Figure record listings:
-- Start --
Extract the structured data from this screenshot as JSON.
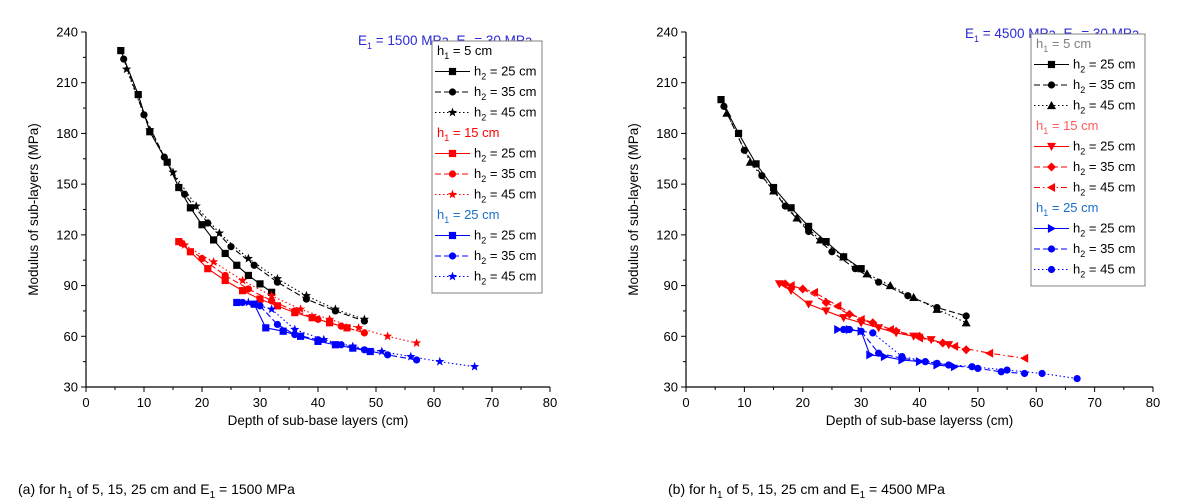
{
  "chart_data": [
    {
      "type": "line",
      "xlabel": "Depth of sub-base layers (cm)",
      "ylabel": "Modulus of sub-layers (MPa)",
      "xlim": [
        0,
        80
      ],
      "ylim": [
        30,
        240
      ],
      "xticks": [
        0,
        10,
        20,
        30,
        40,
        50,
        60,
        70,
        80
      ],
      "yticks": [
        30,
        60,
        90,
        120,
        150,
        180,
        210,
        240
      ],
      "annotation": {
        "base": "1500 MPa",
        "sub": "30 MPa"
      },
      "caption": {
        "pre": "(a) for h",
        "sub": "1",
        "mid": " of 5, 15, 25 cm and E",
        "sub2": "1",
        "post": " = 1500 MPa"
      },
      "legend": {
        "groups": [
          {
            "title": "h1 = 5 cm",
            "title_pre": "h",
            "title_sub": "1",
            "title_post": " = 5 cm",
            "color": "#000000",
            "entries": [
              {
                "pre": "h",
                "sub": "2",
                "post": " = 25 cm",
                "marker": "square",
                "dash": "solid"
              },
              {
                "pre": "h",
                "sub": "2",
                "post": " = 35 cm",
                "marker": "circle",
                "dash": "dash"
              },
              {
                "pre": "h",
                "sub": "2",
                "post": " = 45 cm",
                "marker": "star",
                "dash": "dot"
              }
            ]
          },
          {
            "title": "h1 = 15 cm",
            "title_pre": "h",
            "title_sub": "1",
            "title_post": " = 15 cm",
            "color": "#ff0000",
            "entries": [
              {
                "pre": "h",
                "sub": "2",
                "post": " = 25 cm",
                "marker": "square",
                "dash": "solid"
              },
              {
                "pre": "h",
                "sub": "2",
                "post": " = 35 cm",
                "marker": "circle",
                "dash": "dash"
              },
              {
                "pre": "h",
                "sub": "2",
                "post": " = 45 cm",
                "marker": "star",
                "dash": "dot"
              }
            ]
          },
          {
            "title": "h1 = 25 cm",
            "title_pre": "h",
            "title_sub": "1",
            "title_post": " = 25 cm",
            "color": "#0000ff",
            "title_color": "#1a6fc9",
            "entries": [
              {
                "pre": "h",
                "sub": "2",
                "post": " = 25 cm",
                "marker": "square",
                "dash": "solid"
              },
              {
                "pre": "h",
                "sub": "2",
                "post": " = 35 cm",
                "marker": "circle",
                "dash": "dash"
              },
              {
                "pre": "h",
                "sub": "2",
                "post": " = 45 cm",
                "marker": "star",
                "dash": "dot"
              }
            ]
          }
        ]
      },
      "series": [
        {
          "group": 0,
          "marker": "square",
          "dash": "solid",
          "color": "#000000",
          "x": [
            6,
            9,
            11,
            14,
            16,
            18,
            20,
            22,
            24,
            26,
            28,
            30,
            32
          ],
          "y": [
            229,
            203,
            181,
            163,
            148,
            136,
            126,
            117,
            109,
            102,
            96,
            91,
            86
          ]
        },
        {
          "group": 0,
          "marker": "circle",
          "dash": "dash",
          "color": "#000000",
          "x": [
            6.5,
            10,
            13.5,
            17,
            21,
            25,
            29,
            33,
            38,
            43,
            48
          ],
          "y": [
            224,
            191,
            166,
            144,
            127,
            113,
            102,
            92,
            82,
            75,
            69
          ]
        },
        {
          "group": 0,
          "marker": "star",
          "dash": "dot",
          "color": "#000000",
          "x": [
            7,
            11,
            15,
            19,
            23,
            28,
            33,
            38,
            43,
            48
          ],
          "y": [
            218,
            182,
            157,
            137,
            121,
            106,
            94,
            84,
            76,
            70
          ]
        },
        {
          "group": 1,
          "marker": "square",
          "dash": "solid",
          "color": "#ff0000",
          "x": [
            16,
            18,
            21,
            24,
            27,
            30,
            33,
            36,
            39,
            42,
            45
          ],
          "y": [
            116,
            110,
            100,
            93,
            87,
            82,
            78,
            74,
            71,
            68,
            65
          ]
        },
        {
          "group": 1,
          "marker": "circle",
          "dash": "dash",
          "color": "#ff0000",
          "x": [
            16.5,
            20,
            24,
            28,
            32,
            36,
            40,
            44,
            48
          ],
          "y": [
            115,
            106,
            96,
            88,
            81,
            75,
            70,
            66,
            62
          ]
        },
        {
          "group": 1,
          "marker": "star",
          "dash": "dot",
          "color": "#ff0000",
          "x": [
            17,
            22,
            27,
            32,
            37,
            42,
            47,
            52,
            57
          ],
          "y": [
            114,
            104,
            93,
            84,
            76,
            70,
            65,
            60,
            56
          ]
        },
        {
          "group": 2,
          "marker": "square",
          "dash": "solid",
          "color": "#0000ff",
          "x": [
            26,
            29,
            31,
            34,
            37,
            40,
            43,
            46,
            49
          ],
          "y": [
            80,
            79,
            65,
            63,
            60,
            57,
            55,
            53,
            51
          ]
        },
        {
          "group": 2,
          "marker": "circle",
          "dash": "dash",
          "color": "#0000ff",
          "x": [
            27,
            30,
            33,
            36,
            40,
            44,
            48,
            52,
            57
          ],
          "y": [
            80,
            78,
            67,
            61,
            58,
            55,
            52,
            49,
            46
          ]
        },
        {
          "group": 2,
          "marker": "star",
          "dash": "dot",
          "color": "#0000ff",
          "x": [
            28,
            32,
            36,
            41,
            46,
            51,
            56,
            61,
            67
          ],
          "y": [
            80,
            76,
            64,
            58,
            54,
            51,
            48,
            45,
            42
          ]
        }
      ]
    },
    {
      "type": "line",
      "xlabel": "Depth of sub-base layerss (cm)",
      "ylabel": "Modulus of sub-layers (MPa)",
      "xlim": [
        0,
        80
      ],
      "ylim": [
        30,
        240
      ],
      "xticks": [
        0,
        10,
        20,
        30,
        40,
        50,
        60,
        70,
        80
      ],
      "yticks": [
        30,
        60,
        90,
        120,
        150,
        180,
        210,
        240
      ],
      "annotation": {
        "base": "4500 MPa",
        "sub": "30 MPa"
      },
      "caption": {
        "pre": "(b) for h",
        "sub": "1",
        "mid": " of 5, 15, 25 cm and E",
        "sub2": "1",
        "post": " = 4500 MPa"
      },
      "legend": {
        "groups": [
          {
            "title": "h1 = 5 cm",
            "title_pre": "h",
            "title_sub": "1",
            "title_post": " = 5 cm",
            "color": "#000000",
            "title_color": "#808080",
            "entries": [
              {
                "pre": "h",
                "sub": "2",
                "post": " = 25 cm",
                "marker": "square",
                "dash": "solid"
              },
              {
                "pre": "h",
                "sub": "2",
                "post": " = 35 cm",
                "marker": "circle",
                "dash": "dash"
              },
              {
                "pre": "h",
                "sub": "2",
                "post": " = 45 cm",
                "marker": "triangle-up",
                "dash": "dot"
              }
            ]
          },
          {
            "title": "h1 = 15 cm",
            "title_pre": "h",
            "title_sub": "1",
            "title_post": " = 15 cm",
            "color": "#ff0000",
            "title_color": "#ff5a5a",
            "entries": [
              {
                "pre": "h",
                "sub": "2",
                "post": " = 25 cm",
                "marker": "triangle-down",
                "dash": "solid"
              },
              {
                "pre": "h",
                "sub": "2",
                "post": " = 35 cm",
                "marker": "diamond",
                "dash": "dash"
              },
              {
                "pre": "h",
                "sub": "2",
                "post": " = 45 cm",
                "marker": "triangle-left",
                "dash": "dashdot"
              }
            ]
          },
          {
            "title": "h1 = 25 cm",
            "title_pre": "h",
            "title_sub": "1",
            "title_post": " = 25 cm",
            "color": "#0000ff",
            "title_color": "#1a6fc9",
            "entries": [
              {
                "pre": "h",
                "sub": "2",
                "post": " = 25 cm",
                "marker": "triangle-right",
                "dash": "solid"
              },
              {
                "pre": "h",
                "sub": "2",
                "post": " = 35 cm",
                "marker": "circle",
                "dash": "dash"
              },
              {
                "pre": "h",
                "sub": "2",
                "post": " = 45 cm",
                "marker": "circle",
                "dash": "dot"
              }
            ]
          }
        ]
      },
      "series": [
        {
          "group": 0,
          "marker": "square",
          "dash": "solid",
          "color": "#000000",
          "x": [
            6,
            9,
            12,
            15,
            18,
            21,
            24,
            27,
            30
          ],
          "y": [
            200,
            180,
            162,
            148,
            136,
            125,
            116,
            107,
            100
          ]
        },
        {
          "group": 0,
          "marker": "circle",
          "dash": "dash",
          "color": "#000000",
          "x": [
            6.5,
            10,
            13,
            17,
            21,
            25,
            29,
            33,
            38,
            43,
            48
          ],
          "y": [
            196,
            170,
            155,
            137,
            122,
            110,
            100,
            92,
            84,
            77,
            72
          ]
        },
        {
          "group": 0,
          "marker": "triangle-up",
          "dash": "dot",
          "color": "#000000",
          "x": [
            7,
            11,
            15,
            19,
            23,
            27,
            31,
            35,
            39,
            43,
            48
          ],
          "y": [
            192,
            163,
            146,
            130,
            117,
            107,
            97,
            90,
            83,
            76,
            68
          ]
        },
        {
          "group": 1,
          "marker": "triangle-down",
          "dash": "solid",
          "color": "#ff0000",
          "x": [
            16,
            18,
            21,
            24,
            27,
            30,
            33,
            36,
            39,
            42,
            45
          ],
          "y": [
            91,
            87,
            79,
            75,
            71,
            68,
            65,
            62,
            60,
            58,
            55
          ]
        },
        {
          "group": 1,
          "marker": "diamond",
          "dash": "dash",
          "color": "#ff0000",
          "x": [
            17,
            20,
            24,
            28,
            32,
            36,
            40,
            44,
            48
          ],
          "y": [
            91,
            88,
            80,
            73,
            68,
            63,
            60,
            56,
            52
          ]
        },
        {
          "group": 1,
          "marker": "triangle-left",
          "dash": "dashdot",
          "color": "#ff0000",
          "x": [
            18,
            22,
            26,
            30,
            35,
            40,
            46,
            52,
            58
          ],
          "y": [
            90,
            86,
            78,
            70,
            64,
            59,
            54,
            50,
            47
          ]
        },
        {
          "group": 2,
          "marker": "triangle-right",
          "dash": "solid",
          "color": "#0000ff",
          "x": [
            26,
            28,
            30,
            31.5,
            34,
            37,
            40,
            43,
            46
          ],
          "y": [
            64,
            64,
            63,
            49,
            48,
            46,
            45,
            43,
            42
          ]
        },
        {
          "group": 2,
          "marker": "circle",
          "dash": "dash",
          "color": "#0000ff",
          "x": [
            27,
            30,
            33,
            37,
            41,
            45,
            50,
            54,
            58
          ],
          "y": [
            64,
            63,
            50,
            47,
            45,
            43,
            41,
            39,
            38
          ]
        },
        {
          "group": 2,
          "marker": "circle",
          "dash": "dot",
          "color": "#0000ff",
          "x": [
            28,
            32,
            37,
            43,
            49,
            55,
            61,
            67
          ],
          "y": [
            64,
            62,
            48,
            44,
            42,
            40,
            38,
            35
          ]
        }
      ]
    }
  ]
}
-- End --
-- Start --
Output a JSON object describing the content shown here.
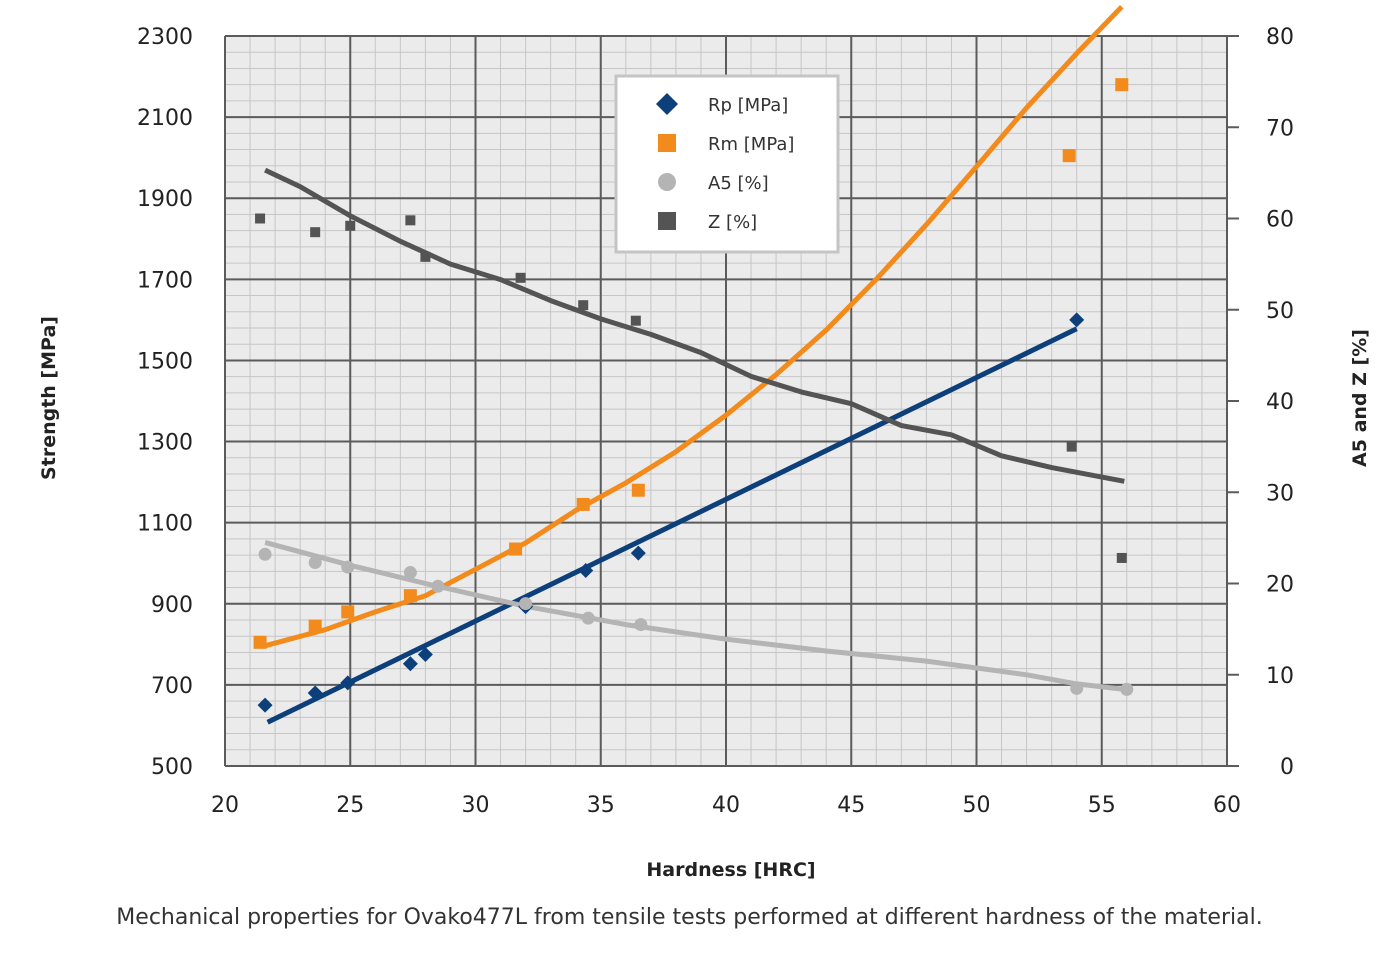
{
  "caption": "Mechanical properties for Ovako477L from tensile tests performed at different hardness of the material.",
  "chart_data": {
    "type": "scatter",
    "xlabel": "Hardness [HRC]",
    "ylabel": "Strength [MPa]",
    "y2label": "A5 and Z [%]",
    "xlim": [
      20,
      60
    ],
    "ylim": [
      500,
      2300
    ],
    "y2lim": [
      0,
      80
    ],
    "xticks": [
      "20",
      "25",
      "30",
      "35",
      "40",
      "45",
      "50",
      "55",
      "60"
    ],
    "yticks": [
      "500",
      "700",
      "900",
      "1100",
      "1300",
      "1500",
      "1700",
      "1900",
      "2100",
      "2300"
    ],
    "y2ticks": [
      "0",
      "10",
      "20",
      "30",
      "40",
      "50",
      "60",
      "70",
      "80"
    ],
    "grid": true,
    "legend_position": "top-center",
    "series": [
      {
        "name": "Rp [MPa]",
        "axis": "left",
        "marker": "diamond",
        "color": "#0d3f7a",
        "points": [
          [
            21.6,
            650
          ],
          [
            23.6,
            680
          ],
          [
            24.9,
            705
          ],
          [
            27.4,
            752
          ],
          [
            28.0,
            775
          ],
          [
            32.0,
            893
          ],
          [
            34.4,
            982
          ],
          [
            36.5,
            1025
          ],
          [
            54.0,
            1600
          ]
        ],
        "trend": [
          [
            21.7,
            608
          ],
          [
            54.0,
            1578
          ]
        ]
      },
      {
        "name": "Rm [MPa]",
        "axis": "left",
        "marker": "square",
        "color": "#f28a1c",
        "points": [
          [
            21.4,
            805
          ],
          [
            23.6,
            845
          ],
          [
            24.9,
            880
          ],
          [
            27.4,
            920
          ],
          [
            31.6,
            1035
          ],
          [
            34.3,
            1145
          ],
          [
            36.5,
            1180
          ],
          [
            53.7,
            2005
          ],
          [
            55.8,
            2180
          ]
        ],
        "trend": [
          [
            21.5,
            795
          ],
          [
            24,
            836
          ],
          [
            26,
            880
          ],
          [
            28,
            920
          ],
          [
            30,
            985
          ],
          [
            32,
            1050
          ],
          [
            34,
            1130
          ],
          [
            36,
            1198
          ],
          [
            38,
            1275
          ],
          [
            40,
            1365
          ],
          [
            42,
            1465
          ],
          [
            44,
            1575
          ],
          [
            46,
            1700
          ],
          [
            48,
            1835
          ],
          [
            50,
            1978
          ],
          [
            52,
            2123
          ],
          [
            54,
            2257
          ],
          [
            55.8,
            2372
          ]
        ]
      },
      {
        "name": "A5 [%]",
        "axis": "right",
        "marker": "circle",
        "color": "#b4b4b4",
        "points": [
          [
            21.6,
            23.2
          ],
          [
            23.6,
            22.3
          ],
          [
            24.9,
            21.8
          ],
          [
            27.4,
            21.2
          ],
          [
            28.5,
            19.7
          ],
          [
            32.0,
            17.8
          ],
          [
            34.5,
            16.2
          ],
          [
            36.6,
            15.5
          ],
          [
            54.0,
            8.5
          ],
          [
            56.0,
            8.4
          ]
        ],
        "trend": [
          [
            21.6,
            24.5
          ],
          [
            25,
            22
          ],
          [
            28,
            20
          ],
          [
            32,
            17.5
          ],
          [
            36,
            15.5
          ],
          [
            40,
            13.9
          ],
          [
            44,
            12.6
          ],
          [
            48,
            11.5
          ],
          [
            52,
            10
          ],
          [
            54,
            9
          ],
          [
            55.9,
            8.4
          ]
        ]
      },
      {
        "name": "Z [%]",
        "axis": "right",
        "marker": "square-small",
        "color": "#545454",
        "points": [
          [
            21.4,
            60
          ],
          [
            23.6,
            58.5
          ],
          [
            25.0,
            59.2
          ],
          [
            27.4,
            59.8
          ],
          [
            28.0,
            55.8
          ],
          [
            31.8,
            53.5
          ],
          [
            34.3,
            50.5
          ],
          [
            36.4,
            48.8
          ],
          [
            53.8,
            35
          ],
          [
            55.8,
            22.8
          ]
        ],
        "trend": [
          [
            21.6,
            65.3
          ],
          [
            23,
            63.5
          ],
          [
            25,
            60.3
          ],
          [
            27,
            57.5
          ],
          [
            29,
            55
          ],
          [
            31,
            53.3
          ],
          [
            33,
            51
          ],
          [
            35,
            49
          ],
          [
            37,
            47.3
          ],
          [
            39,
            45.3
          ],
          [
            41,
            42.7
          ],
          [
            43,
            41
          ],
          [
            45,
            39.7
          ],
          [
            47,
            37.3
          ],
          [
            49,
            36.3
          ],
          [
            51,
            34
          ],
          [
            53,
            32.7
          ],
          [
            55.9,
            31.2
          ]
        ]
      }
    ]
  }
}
-- End --
* **What the task requires**
Determine how many lines in the listing above hold the word "JSON", answering with the number only.

* **Answer for the task**
2